◆ Written exercise ◆
Extract every line of the material that holds the string "content".

━━━━━ Dataset excerpts ━━━━━

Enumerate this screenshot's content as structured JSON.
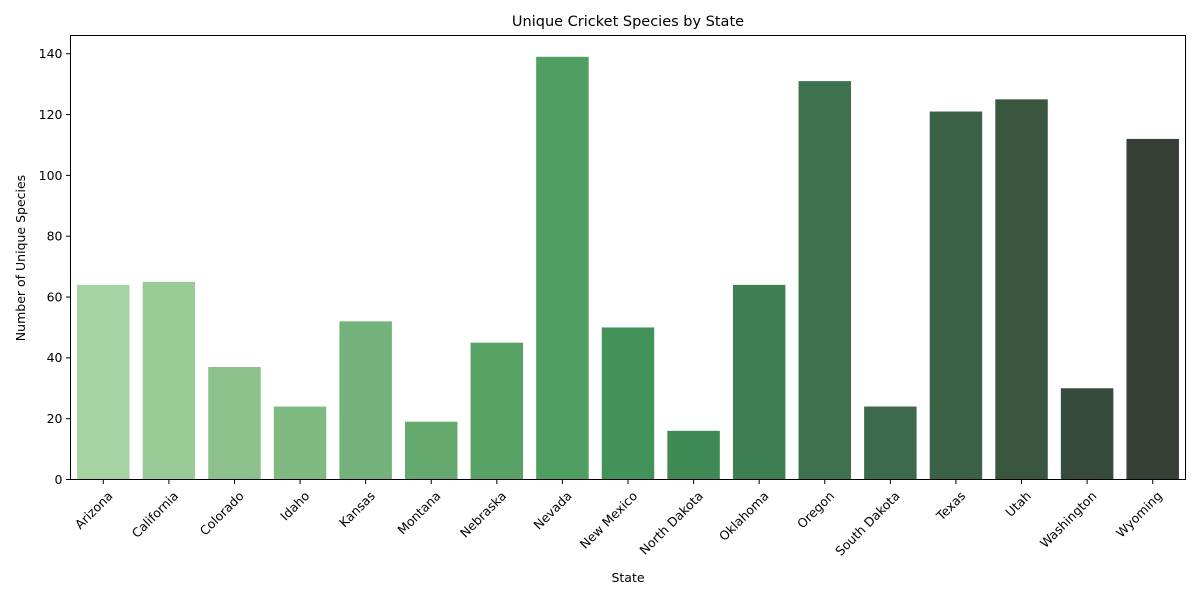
{
  "chart_data": {
    "type": "bar",
    "title": "Unique Cricket Species by State",
    "xlabel": "State",
    "ylabel": "Number of Unique Species",
    "categories": [
      "Arizona",
      "California",
      "Colorado",
      "Idaho",
      "Kansas",
      "Montana",
      "Nebraska",
      "Nevada",
      "New Mexico",
      "North Dakota",
      "Oklahoma",
      "Oregon",
      "South Dakota",
      "Texas",
      "Utah",
      "Washington",
      "Wyoming"
    ],
    "values": [
      64,
      65,
      37,
      24,
      52,
      19,
      45,
      139,
      50,
      16,
      64,
      131,
      24,
      121,
      125,
      30,
      112
    ],
    "colors": [
      "#a6d3a2",
      "#9acb96",
      "#8cc18b",
      "#7fbb80",
      "#73b27a",
      "#65a96f",
      "#58a266",
      "#4f9e62",
      "#42925a",
      "#3f8954",
      "#3e7f51",
      "#3e724e",
      "#3c6a4b",
      "#3a6146",
      "#39563f",
      "#374b3c",
      "#353f35"
    ],
    "ylim": [
      0,
      146
    ],
    "yticks": [
      0,
      20,
      40,
      60,
      80,
      100,
      120,
      140
    ],
    "grid": false,
    "legend": "none"
  }
}
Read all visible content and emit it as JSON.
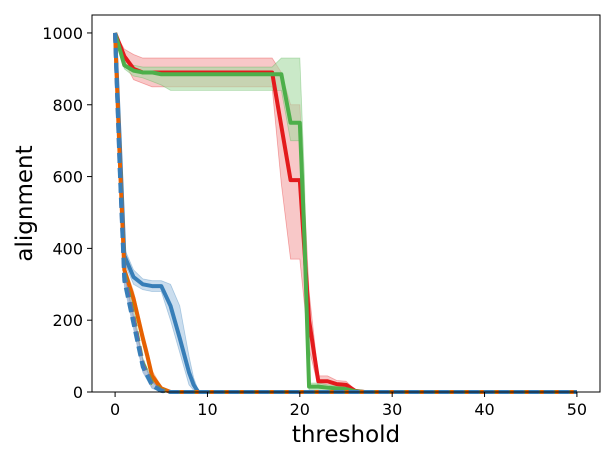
{
  "chart_data": {
    "type": "line",
    "title": "",
    "xlabel": "threshold",
    "ylabel": "alignment",
    "xlim": [
      -2.5,
      52.5
    ],
    "ylim": [
      0,
      1050
    ],
    "xticks": [
      0,
      10,
      20,
      30,
      40,
      50
    ],
    "yticks": [
      0,
      200,
      400,
      600,
      800,
      1000
    ],
    "grid": false,
    "legend": "none",
    "series": [
      {
        "color": "#e31a1c",
        "line_style": "solid",
        "band_color": "#f4a3a3",
        "x": [
          0,
          1,
          2,
          3,
          4,
          5,
          6,
          7,
          8,
          9,
          10,
          11,
          12,
          13,
          14,
          15,
          16,
          17,
          18,
          19,
          20,
          21,
          22,
          23,
          24,
          25,
          26,
          27,
          30,
          35,
          40,
          45,
          50
        ],
        "y": [
          1000,
          935,
          900,
          890,
          890,
          890,
          890,
          890,
          890,
          890,
          890,
          890,
          890,
          890,
          890,
          890,
          890,
          890,
          740,
          590,
          590,
          200,
          30,
          30,
          22,
          20,
          3,
          0,
          0,
          0,
          0,
          0,
          0
        ],
        "low": [
          1000,
          920,
          870,
          860,
          850,
          850,
          850,
          850,
          850,
          850,
          850,
          850,
          850,
          850,
          850,
          850,
          850,
          850,
          580,
          370,
          370,
          120,
          15,
          15,
          12,
          10,
          0,
          0,
          0,
          0,
          0,
          0,
          0
        ],
        "high": [
          1000,
          955,
          940,
          930,
          930,
          930,
          930,
          930,
          930,
          930,
          930,
          930,
          930,
          930,
          930,
          930,
          930,
          930,
          890,
          800,
          800,
          280,
          45,
          45,
          32,
          30,
          6,
          0,
          0,
          0,
          0,
          0,
          0
        ]
      },
      {
        "color": "#4daf4a",
        "line_style": "solid",
        "band_color": "#a6dba4",
        "x": [
          0,
          1,
          2,
          3,
          4,
          5,
          6,
          7,
          8,
          9,
          10,
          11,
          12,
          13,
          14,
          15,
          16,
          17,
          18,
          19,
          20,
          20.5,
          21,
          22,
          23,
          24,
          25,
          26,
          27,
          30,
          35,
          40,
          45,
          50
        ],
        "y": [
          1000,
          910,
          895,
          890,
          890,
          885,
          885,
          885,
          885,
          885,
          885,
          885,
          885,
          885,
          885,
          885,
          885,
          885,
          885,
          750,
          750,
          430,
          15,
          15,
          12,
          10,
          8,
          2,
          0,
          0,
          0,
          0,
          0,
          0
        ],
        "low": [
          1000,
          900,
          880,
          875,
          865,
          855,
          840,
          840,
          840,
          840,
          840,
          840,
          840,
          840,
          840,
          840,
          840,
          840,
          840,
          700,
          700,
          300,
          5,
          5,
          4,
          3,
          2,
          0,
          0,
          0,
          0,
          0,
          0,
          0
        ],
        "high": [
          1000,
          920,
          910,
          905,
          905,
          905,
          905,
          905,
          905,
          905,
          905,
          905,
          905,
          905,
          905,
          905,
          905,
          905,
          930,
          930,
          930,
          600,
          25,
          25,
          20,
          18,
          14,
          4,
          0,
          0,
          0,
          0,
          0,
          0
        ]
      },
      {
        "color": "#377eb8",
        "line_style": "solid",
        "band_color": "#a6c6e2",
        "x": [
          0,
          0.5,
          1,
          2,
          3,
          4,
          5,
          6,
          7,
          8,
          8.5,
          9,
          10,
          20,
          30,
          40,
          50
        ],
        "y": [
          1000,
          700,
          380,
          320,
          300,
          295,
          295,
          240,
          150,
          55,
          20,
          0,
          0,
          0,
          0,
          0,
          0
        ],
        "low": [
          1000,
          680,
          360,
          300,
          285,
          280,
          280,
          200,
          110,
          20,
          5,
          0,
          0,
          0,
          0,
          0,
          0
        ],
        "high": [
          1000,
          720,
          400,
          340,
          315,
          310,
          310,
          300,
          240,
          100,
          40,
          5,
          0,
          0,
          0,
          0,
          0
        ]
      },
      {
        "color": "#e66101",
        "line_style": "solid",
        "band_color": "#f6c08f",
        "x": [
          0,
          0.5,
          1,
          2,
          3,
          3.5,
          4,
          5,
          6,
          10,
          20,
          30,
          40,
          50
        ],
        "y": [
          1000,
          650,
          340,
          260,
          150,
          100,
          45,
          10,
          0,
          0,
          0,
          0,
          0,
          0
        ],
        "low": [
          1000,
          630,
          325,
          240,
          130,
          80,
          30,
          5,
          0,
          0,
          0,
          0,
          0,
          0
        ],
        "high": [
          1000,
          670,
          355,
          280,
          170,
          120,
          60,
          15,
          0,
          0,
          0,
          0,
          0,
          0
        ]
      },
      {
        "color": "#4daf4a",
        "line_style": "dashed",
        "band_color": "#a6dba4",
        "x": [
          0,
          0.5,
          1,
          2,
          3,
          4,
          5,
          6,
          10,
          20,
          30,
          40,
          50
        ],
        "y": [
          1000,
          640,
          330,
          210,
          80,
          25,
          5,
          0,
          0,
          0,
          0,
          0,
          0
        ],
        "low": [
          1000,
          620,
          315,
          190,
          65,
          15,
          2,
          0,
          0,
          0,
          0,
          0,
          0
        ],
        "high": [
          1000,
          660,
          345,
          230,
          95,
          35,
          8,
          0,
          0,
          0,
          0,
          0,
          0
        ]
      },
      {
        "color": "#984ea3",
        "line_style": "dashed",
        "band_color": "#cfb3d6",
        "x": [
          0,
          0.5,
          1,
          2,
          3,
          4,
          5,
          6,
          10,
          20,
          30,
          40,
          50
        ],
        "y": [
          1000,
          630,
          320,
          200,
          75,
          20,
          4,
          0,
          0,
          0,
          0,
          0,
          0
        ],
        "low": [
          1000,
          610,
          305,
          185,
          60,
          12,
          1,
          0,
          0,
          0,
          0,
          0,
          0
        ],
        "high": [
          1000,
          650,
          335,
          215,
          90,
          30,
          7,
          0,
          0,
          0,
          0,
          0,
          0
        ]
      },
      {
        "color": "#377eb8",
        "line_style": "dashed",
        "band_color": "#a6c6e2",
        "x": [
          0,
          0.5,
          1,
          2,
          3,
          4,
          5,
          6,
          10,
          20,
          30,
          40,
          50
        ],
        "y": [
          1000,
          620,
          310,
          190,
          70,
          18,
          3,
          0,
          0,
          0,
          0,
          0,
          0
        ],
        "low": [
          1000,
          600,
          295,
          175,
          55,
          10,
          1,
          0,
          0,
          0,
          0,
          0,
          0
        ],
        "high": [
          1000,
          640,
          325,
          205,
          85,
          28,
          6,
          0,
          0,
          0,
          0,
          0,
          0
        ]
      }
    ]
  }
}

━━━━━

◆ Response ◆
Enumerate this screenshot's content as structured JSON.
Read all visible content and emit it as JSON.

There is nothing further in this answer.